■ Given entries ■
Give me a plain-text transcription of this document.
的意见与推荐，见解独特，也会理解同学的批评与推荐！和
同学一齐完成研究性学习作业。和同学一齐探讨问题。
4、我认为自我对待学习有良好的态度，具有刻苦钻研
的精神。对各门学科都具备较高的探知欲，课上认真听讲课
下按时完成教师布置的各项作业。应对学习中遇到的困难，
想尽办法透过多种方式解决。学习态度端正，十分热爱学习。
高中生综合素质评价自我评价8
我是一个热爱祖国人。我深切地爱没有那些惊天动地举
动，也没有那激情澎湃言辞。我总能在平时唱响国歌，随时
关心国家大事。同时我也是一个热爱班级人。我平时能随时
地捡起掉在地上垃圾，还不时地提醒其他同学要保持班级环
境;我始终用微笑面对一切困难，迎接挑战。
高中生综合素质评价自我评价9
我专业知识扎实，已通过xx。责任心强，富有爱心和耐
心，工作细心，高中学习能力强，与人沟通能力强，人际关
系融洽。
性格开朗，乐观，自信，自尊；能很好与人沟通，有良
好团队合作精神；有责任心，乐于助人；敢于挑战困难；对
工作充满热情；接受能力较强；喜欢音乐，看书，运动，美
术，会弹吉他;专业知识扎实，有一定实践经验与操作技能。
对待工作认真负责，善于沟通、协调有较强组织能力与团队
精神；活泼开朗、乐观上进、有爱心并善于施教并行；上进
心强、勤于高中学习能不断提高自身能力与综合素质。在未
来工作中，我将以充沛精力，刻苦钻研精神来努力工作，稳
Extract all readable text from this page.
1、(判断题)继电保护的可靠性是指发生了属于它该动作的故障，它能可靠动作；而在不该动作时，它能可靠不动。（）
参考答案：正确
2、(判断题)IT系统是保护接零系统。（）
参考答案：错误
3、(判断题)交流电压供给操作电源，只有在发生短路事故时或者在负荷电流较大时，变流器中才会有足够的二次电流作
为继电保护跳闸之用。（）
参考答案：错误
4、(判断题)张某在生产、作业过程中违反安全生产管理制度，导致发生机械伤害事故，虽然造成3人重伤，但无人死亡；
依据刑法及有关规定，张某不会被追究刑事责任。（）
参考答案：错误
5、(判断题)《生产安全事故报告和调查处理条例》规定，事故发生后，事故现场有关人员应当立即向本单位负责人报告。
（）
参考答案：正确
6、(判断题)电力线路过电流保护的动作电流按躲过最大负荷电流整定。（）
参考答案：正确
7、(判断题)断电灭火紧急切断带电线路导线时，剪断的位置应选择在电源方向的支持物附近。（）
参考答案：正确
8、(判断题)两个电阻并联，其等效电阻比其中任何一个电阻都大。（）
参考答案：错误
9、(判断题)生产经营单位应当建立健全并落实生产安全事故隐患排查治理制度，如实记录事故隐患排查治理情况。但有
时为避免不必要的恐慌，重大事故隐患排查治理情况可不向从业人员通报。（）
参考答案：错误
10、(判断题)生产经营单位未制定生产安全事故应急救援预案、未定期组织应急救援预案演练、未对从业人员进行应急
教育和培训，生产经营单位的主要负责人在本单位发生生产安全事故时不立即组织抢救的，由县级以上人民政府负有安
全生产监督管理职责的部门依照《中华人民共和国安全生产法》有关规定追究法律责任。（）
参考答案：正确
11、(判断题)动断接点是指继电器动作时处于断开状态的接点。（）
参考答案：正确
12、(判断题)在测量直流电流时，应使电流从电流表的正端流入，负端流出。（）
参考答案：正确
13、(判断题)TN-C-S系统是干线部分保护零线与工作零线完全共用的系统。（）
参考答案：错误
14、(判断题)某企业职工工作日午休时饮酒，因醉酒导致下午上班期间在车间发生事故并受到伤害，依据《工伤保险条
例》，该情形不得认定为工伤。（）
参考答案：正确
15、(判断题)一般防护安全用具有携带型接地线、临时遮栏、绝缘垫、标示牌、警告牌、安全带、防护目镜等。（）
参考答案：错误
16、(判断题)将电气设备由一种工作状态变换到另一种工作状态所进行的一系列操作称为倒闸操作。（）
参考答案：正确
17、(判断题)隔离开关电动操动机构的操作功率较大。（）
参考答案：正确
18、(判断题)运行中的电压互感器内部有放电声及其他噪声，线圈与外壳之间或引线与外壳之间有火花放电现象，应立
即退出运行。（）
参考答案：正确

■ What to produce ■
Every entry should be output exactly as written, please.

■ Solution to the problem ■
Give me a plain-text transcription of this document.
的意见与推荐，见解独特，也会理解同学的批评与推荐！和
同学一齐完成研究性学习作业。和同学一齐探讨问题。
4、我认为自我对待学习有良好的态度，具有刻苦钻研
的精神。对各门学科都具备较高的探知欲，课上认真听讲课
下按时完成教师布置的各项作业。应对学习中遇到的困难，
想尽办法透过多种方式解决。学习态度端正，十分热爱学习。
高中生综合素质评价自我评价8
我是一个热爱祖国人。我深切地爱没有那些惊天动地举
动，也没有那激情澎湃言辞。我总能在平时唱响国歌，随时
关心国家大事。同时我也是一个热爱班级人。我平时能随时
地捡起掉在地上垃圾，还不时地提醒其他同学要保持班级环
境;我始终用微笑面对一切困难，迎接挑战。
高中生综合素质评价自我评价9
我专业知识扎实，已通过xx。责任心强，富有爱心和耐
心，工作细心，高中学习能力强，与人沟通能力强，人际关
系融洽。
性格开朗，乐观，自信，自尊；能很好与人沟通，有良
好团队合作精神；有责任心，乐于助人；敢于挑战困难；对
工作充满热情；接受能力较强；喜欢音乐，看书，运动，美
术，会弹吉他;专业知识扎实，有一定实践经验与操作技能。
对待工作认真负责，善于沟通、协调有较强组织能力与团队
精神；活泼开朗、乐观上进、有爱心并善于施教并行；上进
心强、勤于高中学习能不断提高自身能力与综合素质。在未
来工作中，我将以充沛精力，刻苦钻研精神来努力工作，稳
Extract all readable text from this page.
1、(判断题)继电保护的可靠性是指发生了属于它该动作的故障，它能可靠动作；而在不该动作时，它能可靠不动。（）
参考答案：正确
2、(判断题)IT系统是保护接零系统。（）
参考答案：错误
3、(判断题)交流电压供给操作电源，只有在发生短路事故时或者在负荷电流较大时，变流器中才会有足够的二次电流作
为继电保护跳闸之用。（）
参考答案：错误
4、(判断题)张某在生产、作业过程中违反安全生产管理制度，导致发生机械伤害事故，虽然造成3人重伤，但无人死亡；
依据刑法及有关规定，张某不会被追究刑事责任。（）
参考答案：错误
5、(判断题)《生产安全事故报告和调查处理条例》规定，事故发生后，事故现场有关人员应当立即向本单位负责人报告。
（）
参考答案：正确
6、(判断题)电力线路过电流保护的动作电流按躲过最大负荷电流整定。（）
参考答案：正确
7、(判断题)断电灭火紧急切断带电线路导线时，剪断的位置应选择在电源方向的支持物附近。（）
参考答案：正确
8、(判断题)两个电阻并联，其等效电阻比其中任何一个电阻都大。（）
参考答案：错误
9、(判断题)生产经营单位应当建立健全并落实生产安全事故隐患排查治理制度，如实记录事故隐患排查治理情况。但有
时为避免不必要的恐慌，重大事故隐患排查治理情况可不向从业人员通报。（）
参考答案：错误
10、(判断题)生产经营单位未制定生产安全事故应急救援预案、未定期组织应急救援预案演练、未对从业人员进行应急
教育和培训，生产经营单位的主要负责人在本单位发生生产安全事故时不立即组织抢救的，由县级以上人民政府负有安
全生产监督管理职责的部门依照《中华人民共和国安全生产法》有关规定追究法律责任。（）
参考答案：正确
11、(判断题)动断接点是指继电器动作时处于断开状态的接点。（）
参考答案：正确
12、(判断题)在测量直流电流时，应使电流从电流表的正端流入，负端流出。（）
参考答案：正确
13、(判断题)TN-C-S系统是干线部分保护零线与工作零线完全共用的系统。（）
参考答案：错误
14、(判断题)某企业职工工作日午休时饮酒，因醉酒导致下午上班期间在车间发生事故并受到伤害，依据《工伤保险条
例》，该情形不得认定为工伤。（）
参考答案：正确
15、(判断题)一般防护安全用具有携带型接地线、临时遮栏、绝缘垫、标示牌、警告牌、安全带、防护目镜等。（）
参考答案：错误
16、(判断题)将电气设备由一种工作状态变换到另一种工作状态所进行的一系列操作称为倒闸操作。（）
参考答案：正确
17、(判断题)隔离开关电动操动机构的操作功率较大。（）
参考答案：正确
18、(判断题)运行中的电压互感器内部有放电声及其他噪声，线圈与外壳之间或引线与外壳之间有火花放电现象，应立
即退出运行。（）
参考答案：正确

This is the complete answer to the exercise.